◆ EXERCISE PROMPT
Write out all of the data exactly as it appears.

* BEGIN RECORDS SHOWN *

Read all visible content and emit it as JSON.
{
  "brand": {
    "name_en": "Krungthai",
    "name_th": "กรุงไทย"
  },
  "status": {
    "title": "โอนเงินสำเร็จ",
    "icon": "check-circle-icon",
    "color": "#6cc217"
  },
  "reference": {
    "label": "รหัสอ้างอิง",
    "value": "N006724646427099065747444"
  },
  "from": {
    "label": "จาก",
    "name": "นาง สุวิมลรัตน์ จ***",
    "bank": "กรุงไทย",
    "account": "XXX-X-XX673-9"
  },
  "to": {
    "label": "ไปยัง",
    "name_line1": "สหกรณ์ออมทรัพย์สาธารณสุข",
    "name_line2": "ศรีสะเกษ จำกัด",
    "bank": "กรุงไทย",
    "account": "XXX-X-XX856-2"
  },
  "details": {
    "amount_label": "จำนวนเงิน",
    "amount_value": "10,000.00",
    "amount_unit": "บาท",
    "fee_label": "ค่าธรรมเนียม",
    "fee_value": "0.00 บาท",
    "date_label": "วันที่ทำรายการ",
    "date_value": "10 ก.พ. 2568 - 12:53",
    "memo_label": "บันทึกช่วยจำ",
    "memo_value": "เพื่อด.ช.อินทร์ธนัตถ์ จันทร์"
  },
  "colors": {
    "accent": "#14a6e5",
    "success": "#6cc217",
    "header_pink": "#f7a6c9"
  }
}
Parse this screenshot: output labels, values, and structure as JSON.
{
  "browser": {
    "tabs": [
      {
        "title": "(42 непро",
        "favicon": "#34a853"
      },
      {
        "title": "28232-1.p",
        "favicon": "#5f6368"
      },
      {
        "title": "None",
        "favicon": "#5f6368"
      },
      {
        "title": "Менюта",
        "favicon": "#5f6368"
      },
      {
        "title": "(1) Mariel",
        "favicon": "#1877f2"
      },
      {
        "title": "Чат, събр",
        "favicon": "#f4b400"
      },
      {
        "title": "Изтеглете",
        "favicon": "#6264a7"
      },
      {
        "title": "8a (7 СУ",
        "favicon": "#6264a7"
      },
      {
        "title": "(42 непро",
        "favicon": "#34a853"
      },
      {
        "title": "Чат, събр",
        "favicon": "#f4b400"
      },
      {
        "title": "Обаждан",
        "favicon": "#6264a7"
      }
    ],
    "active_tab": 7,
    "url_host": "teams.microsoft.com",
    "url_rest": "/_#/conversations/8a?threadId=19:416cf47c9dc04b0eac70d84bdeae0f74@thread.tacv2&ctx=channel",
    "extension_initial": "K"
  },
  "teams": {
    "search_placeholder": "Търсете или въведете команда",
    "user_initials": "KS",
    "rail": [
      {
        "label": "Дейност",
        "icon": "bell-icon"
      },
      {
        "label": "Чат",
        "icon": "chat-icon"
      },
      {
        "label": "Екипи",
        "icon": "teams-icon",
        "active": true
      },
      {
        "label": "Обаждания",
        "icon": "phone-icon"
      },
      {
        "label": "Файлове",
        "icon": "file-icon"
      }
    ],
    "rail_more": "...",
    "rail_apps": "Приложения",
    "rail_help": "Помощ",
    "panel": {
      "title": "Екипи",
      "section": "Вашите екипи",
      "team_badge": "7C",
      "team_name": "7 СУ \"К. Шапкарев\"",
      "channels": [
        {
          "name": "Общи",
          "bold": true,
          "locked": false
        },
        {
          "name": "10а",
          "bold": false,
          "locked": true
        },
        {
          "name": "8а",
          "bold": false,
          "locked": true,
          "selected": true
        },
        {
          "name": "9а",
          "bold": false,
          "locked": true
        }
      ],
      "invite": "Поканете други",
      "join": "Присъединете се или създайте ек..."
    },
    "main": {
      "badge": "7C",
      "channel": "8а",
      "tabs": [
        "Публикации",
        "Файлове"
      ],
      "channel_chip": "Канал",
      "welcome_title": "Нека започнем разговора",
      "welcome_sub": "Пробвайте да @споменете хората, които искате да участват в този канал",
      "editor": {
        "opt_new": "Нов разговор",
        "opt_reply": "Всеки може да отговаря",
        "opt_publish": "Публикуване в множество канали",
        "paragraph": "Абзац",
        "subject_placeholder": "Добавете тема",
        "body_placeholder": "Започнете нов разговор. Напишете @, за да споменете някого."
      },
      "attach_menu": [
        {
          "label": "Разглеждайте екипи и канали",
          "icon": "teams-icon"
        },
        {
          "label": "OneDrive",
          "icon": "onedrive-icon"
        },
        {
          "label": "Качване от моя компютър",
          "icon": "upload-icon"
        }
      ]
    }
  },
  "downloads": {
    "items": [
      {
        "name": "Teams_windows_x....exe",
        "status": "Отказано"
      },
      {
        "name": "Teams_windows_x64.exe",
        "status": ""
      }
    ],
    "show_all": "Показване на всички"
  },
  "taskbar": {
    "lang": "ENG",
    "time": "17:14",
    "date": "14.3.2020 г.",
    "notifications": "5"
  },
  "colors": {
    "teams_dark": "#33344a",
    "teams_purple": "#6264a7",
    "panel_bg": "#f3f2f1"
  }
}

* END RECORDS SHOWN *

◆ RESULT OF THIS EXERCISE
Read all visible content and emit it as JSON.
{
  "brand": {
    "name_en": "Krungthai",
    "name_th": "กรุงไทย"
  },
  "status": {
    "title": "โอนเงินสำเร็จ",
    "icon": "check-circle-icon",
    "color": "#6cc217"
  },
  "reference": {
    "label": "รหัสอ้างอิง",
    "value": "N006724646427099065747444"
  },
  "from": {
    "label": "จาก",
    "name": "นาง สุวิมลรัตน์ จ***",
    "bank": "กรุงไทย",
    "account": "XXX-X-XX673-9"
  },
  "to": {
    "label": "ไปยัง",
    "name_line1": "สหกรณ์ออมทรัพย์สาธารณสุข",
    "name_line2": "ศรีสะเกษ จำกัด",
    "bank": "กรุงไทย",
    "account": "XXX-X-XX856-2"
  },
  "details": {
    "amount_label": "จำนวนเงิน",
    "amount_value": "10,000.00",
    "amount_unit": "บาท",
    "fee_label": "ค่าธรรมเนียม",
    "fee_value": "0.00 บาท",
    "date_label": "วันที่ทำรายการ",
    "date_value": "10 ก.พ. 2568 - 12:53",
    "memo_label": "บันทึกช่วยจำ",
    "memo_value": "เพื่อด.ช.อินทร์ธนัตถ์ จันทร์"
  },
  "colors": {
    "accent": "#14a6e5",
    "success": "#6cc217",
    "header_pink": "#f7a6c9"
  }
}
Parse this screenshot: output labels, values, and structure as JSON.
{
  "browser": {
    "tabs": [
      {
        "title": "(42 непро",
        "favicon": "#34a853"
      },
      {
        "title": "28232-1.p",
        "favicon": "#5f6368"
      },
      {
        "title": "None",
        "favicon": "#5f6368"
      },
      {
        "title": "Менюта",
        "favicon": "#5f6368"
      },
      {
        "title": "(1) Mariel",
        "favicon": "#1877f2"
      },
      {
        "title": "Чат, събр",
        "favicon": "#f4b400"
      },
      {
        "title": "Изтеглете",
        "favicon": "#6264a7"
      },
      {
        "title": "8a (7 СУ",
        "favicon": "#6264a7"
      },
      {
        "title": "(42 непро",
        "favicon": "#34a853"
      },
      {
        "title": "Чат, събр",
        "favicon": "#f4b400"
      },
      {
        "title": "Обаждан",
        "favicon": "#6264a7"
      }
    ],
    "active_tab": 7,
    "url_host": "teams.microsoft.com",
    "url_rest": "/_#/conversations/8a?threadId=19:416cf47c9dc04b0eac70d84bdeae0f74@thread.tacv2&ctx=channel",
    "extension_initial": "K"
  },
  "teams": {
    "search_placeholder": "Търсете или въведете команда",
    "user_initials": "KS",
    "rail": [
      {
        "label": "Дейност",
        "icon": "bell-icon"
      },
      {
        "label": "Чат",
        "icon": "chat-icon"
      },
      {
        "label": "Екипи",
        "icon": "teams-icon",
        "active": true
      },
      {
        "label": "Обаждания",
        "icon": "phone-icon"
      },
      {
        "label": "Файлове",
        "icon": "file-icon"
      }
    ],
    "rail_more": "...",
    "rail_apps": "Приложения",
    "rail_help": "Помощ",
    "panel": {
      "title": "Екипи",
      "section": "Вашите екипи",
      "team_badge": "7C",
      "team_name": "7 СУ \"К. Шапкарев\"",
      "channels": [
        {
          "name": "Общи",
          "bold": true,
          "locked": false
        },
        {
          "name": "10а",
          "bold": false,
          "locked": true
        },
        {
          "name": "8а",
          "bold": false,
          "locked": true,
          "selected": true
        },
        {
          "name": "9а",
          "bold": false,
          "locked": true
        }
      ],
      "invite": "Поканете други",
      "join": "Присъединете се или създайте ек..."
    },
    "main": {
      "badge": "7C",
      "channel": "8а",
      "tabs": [
        "Публикации",
        "Файлове"
      ],
      "channel_chip": "Канал",
      "welcome_title": "Нека започнем разговора",
      "welcome_sub": "Пробвайте да @споменете хората, които искате да участват в този канал",
      "editor": {
        "opt_new": "Нов разговор",
        "opt_reply": "Всеки може да отговаря",
        "opt_publish": "Публикуване в множество канали",
        "paragraph": "Абзац",
        "subject_placeholder": "Добавете тема",
        "body_placeholder": "Започнете нов разговор. Напишете @, за да споменете някого."
      },
      "attach_menu": [
        {
          "label": "Разглеждайте екипи и канали",
          "icon": "teams-icon"
        },
        {
          "label": "OneDrive",
          "icon": "onedrive-icon"
        },
        {
          "label": "Качване от моя компютър",
          "icon": "upload-icon"
        }
      ]
    }
  },
  "downloads": {
    "items": [
      {
        "name": "Teams_windows_x....exe",
        "status": "Отказано"
      },
      {
        "name": "Teams_windows_x64.exe",
        "status": ""
      }
    ],
    "show_all": "Показване на всички"
  },
  "taskbar": {
    "lang": "ENG",
    "time": "17:14",
    "date": "14.3.2020 г.",
    "notifications": "5"
  },
  "colors": {
    "teams_dark": "#33344a",
    "teams_purple": "#6264a7",
    "panel_bg": "#f3f2f1"
  }
}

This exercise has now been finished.